**Problem details:** Omit images. Retype all entries verbatim.
# # # #
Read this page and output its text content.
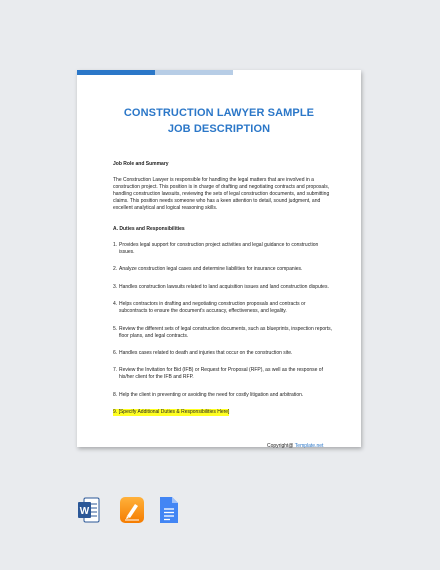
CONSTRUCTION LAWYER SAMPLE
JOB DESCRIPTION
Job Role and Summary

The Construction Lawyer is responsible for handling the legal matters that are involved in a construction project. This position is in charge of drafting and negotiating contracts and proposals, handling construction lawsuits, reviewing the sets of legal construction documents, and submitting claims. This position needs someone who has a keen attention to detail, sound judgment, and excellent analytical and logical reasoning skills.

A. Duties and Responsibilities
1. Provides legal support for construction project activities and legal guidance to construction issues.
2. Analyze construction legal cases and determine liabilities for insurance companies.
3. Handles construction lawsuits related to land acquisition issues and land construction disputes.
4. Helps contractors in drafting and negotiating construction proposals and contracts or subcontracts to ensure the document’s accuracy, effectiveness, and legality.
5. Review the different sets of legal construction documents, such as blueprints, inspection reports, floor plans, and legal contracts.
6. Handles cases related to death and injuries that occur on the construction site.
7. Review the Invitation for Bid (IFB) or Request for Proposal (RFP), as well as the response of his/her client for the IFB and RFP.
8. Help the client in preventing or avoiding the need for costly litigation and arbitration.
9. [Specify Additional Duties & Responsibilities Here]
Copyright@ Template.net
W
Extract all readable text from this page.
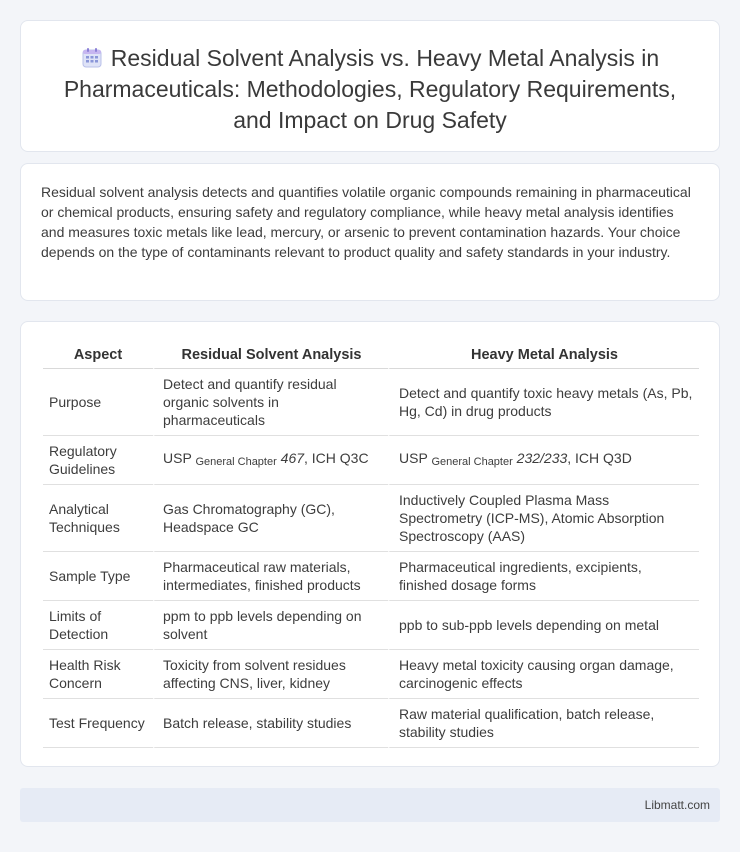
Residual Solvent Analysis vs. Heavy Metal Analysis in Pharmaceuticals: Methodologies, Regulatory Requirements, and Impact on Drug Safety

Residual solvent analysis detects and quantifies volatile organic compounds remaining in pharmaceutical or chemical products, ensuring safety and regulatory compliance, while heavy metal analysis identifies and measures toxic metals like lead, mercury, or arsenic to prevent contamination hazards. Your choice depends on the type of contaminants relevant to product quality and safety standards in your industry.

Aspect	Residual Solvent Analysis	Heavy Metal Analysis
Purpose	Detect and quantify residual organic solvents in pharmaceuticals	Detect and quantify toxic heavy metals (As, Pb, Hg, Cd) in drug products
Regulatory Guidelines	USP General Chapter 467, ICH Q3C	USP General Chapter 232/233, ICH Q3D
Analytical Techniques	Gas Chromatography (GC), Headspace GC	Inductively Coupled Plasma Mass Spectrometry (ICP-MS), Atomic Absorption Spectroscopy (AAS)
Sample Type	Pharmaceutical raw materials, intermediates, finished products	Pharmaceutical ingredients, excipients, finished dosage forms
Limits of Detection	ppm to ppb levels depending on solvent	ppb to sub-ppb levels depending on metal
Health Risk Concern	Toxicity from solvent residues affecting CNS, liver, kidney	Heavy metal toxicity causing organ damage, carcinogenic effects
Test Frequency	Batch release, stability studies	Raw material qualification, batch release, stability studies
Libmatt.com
# # # #
**Answer to the problem:**
Read this page and output its text content.
CONSTRUCTION LAWYER SAMPLE
JOB DESCRIPTION
Job Role and Summary

The Construction Lawyer is responsible for handling the legal matters that are involved in a construction project. This position is in charge of drafting and negotiating contracts and proposals, handling construction lawsuits, reviewing the sets of legal construction documents, and submitting claims. This position needs someone who has a keen attention to detail, sound judgment, and excellent analytical and logical reasoning skills.

A. Duties and Responsibilities
1. Provides legal support for construction project activities and legal guidance to construction issues.
2. Analyze construction legal cases and determine liabilities for insurance companies.
3. Handles construction lawsuits related to land acquisition issues and land construction disputes.
4. Helps contractors in drafting and negotiating construction proposals and contracts or subcontracts to ensure the document’s accuracy, effectiveness, and legality.
5. Review the different sets of legal construction documents, such as blueprints, inspection reports, floor plans, and legal contracts.
6. Handles cases related to death and injuries that occur on the construction site.
7. Review the Invitation for Bid (IFB) or Request for Proposal (RFP), as well as the response of his/her client for the IFB and RFP.
8. Help the client in preventing or avoiding the need for costly litigation and arbitration.
9. [Specify Additional Duties & Responsibilities Here]
Copyright@ Template.net
W
Extract all readable text from this page.
Residual Solvent Analysis vs. Heavy Metal Analysis in Pharmaceuticals: Methodologies, Regulatory Requirements, and Impact on Drug Safety

Residual solvent analysis detects and quantifies volatile organic compounds remaining in pharmaceutical or chemical products, ensuring safety and regulatory compliance, while heavy metal analysis identifies and measures toxic metals like lead, mercury, or arsenic to prevent contamination hazards. Your choice depends on the type of contaminants relevant to product quality and safety standards in your industry.

Aspect	Residual Solvent Analysis	Heavy Metal Analysis
Purpose	Detect and quantify residual organic solvents in pharmaceuticals	Detect and quantify toxic heavy metals (As, Pb, Hg, Cd) in drug products
Regulatory Guidelines	USP General Chapter 467, ICH Q3C	USP General Chapter 232/233, ICH Q3D
Analytical Techniques	Gas Chromatography (GC), Headspace GC	Inductively Coupled Plasma Mass Spectrometry (ICP-MS), Atomic Absorption Spectroscopy (AAS)
Sample Type	Pharmaceutical raw materials, intermediates, finished products	Pharmaceutical ingredients, excipients, finished dosage forms
Limits of Detection	ppm to ppb levels depending on solvent	ppb to sub-ppb levels depending on metal
Health Risk Concern	Toxicity from solvent residues affecting CNS, liver, kidney	Heavy metal toxicity causing organ damage, carcinogenic effects
Test Frequency	Batch release, stability studies	Raw material qualification, batch release, stability studies
Libmatt.com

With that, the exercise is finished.